▶ _DATA FOR PROCESSING_:

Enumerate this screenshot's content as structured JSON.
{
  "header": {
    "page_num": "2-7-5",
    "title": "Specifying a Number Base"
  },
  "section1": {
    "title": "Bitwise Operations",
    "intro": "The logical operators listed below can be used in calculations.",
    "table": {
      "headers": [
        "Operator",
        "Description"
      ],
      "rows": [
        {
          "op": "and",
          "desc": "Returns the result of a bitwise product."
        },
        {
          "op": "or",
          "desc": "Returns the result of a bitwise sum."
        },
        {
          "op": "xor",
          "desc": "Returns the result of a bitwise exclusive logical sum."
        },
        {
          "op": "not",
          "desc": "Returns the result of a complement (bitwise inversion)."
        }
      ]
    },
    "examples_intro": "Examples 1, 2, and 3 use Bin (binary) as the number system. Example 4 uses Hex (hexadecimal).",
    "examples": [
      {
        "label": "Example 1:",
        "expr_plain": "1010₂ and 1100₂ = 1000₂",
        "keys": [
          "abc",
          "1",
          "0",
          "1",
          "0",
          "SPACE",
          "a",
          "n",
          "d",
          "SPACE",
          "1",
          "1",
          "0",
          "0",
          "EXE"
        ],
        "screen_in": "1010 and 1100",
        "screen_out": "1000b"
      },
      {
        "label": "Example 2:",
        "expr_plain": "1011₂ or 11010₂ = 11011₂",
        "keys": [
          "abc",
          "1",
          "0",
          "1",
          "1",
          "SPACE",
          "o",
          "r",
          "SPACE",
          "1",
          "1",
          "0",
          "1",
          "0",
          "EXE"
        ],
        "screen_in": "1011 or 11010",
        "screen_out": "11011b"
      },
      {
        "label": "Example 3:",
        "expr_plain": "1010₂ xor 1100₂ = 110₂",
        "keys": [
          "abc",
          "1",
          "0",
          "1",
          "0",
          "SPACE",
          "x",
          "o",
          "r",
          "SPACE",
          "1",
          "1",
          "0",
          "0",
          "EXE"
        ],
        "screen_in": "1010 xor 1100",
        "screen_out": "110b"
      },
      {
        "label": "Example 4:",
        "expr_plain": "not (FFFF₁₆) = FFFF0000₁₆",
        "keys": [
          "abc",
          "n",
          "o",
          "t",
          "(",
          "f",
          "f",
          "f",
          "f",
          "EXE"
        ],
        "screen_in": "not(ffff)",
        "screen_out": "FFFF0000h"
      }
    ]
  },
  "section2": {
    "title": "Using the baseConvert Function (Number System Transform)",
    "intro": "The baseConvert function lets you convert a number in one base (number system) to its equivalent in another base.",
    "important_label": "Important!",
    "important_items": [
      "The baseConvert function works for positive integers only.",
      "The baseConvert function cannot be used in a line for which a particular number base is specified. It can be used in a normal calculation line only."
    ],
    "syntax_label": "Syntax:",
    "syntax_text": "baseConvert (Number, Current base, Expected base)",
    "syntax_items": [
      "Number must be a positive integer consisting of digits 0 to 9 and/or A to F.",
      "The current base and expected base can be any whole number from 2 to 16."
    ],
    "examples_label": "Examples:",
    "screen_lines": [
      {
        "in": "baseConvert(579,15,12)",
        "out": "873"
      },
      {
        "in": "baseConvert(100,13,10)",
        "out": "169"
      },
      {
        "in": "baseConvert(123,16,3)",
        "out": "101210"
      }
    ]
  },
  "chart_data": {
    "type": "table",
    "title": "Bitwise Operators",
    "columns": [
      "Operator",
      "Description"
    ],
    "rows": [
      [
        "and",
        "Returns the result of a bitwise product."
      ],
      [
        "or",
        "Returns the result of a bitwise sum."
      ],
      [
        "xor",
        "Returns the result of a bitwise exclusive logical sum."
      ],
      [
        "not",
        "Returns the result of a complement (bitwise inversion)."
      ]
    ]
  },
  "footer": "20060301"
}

▶ _WHAT YOU ARE ASKED TO DO_:
Retype every record above exactly as it appears.

▶ _TASK OUTPUT_:
Enumerate this screenshot's content as structured JSON.
{
  "header": {
    "page_num": "2-7-5",
    "title": "Specifying a Number Base"
  },
  "section1": {
    "title": "Bitwise Operations",
    "intro": "The logical operators listed below can be used in calculations.",
    "table": {
      "headers": [
        "Operator",
        "Description"
      ],
      "rows": [
        {
          "op": "and",
          "desc": "Returns the result of a bitwise product."
        },
        {
          "op": "or",
          "desc": "Returns the result of a bitwise sum."
        },
        {
          "op": "xor",
          "desc": "Returns the result of a bitwise exclusive logical sum."
        },
        {
          "op": "not",
          "desc": "Returns the result of a complement (bitwise inversion)."
        }
      ]
    },
    "examples_intro": "Examples 1, 2, and 3 use Bin (binary) as the number system. Example 4 uses Hex (hexadecimal).",
    "examples": [
      {
        "label": "Example 1:",
        "expr_plain": "1010₂ and 1100₂ = 1000₂",
        "keys": [
          "abc",
          "1",
          "0",
          "1",
          "0",
          "SPACE",
          "a",
          "n",
          "d",
          "SPACE",
          "1",
          "1",
          "0",
          "0",
          "EXE"
        ],
        "screen_in": "1010 and 1100",
        "screen_out": "1000b"
      },
      {
        "label": "Example 2:",
        "expr_plain": "1011₂ or 11010₂ = 11011₂",
        "keys": [
          "abc",
          "1",
          "0",
          "1",
          "1",
          "SPACE",
          "o",
          "r",
          "SPACE",
          "1",
          "1",
          "0",
          "1",
          "0",
          "EXE"
        ],
        "screen_in": "1011 or 11010",
        "screen_out": "11011b"
      },
      {
        "label": "Example 3:",
        "expr_plain": "1010₂ xor 1100₂ = 110₂",
        "keys": [
          "abc",
          "1",
          "0",
          "1",
          "0",
          "SPACE",
          "x",
          "o",
          "r",
          "SPACE",
          "1",
          "1",
          "0",
          "0",
          "EXE"
        ],
        "screen_in": "1010 xor 1100",
        "screen_out": "110b"
      },
      {
        "label": "Example 4:",
        "expr_plain": "not (FFFF₁₆) = FFFF0000₁₆",
        "keys": [
          "abc",
          "n",
          "o",
          "t",
          "(",
          "f",
          "f",
          "f",
          "f",
          "EXE"
        ],
        "screen_in": "not(ffff)",
        "screen_out": "FFFF0000h"
      }
    ]
  },
  "section2": {
    "title": "Using the baseConvert Function (Number System Transform)",
    "intro": "The baseConvert function lets you convert a number in one base (number system) to its equivalent in another base.",
    "important_label": "Important!",
    "important_items": [
      "The baseConvert function works for positive integers only.",
      "The baseConvert function cannot be used in a line for which a particular number base is specified. It can be used in a normal calculation line only."
    ],
    "syntax_label": "Syntax:",
    "syntax_text": "baseConvert (Number, Current base, Expected base)",
    "syntax_items": [
      "Number must be a positive integer consisting of digits 0 to 9 and/or A to F.",
      "The current base and expected base can be any whole number from 2 to 16."
    ],
    "examples_label": "Examples:",
    "screen_lines": [
      {
        "in": "baseConvert(579,15,12)",
        "out": "873"
      },
      {
        "in": "baseConvert(100,13,10)",
        "out": "169"
      },
      {
        "in": "baseConvert(123,16,3)",
        "out": "101210"
      }
    ]
  },
  "chart_data": {
    "type": "table",
    "title": "Bitwise Operators",
    "columns": [
      "Operator",
      "Description"
    ],
    "rows": [
      [
        "and",
        "Returns the result of a bitwise product."
      ],
      [
        "or",
        "Returns the result of a bitwise sum."
      ],
      [
        "xor",
        "Returns the result of a bitwise exclusive logical sum."
      ],
      [
        "not",
        "Returns the result of a complement (bitwise inversion)."
      ]
    ]
  },
  "footer": "20060301"
}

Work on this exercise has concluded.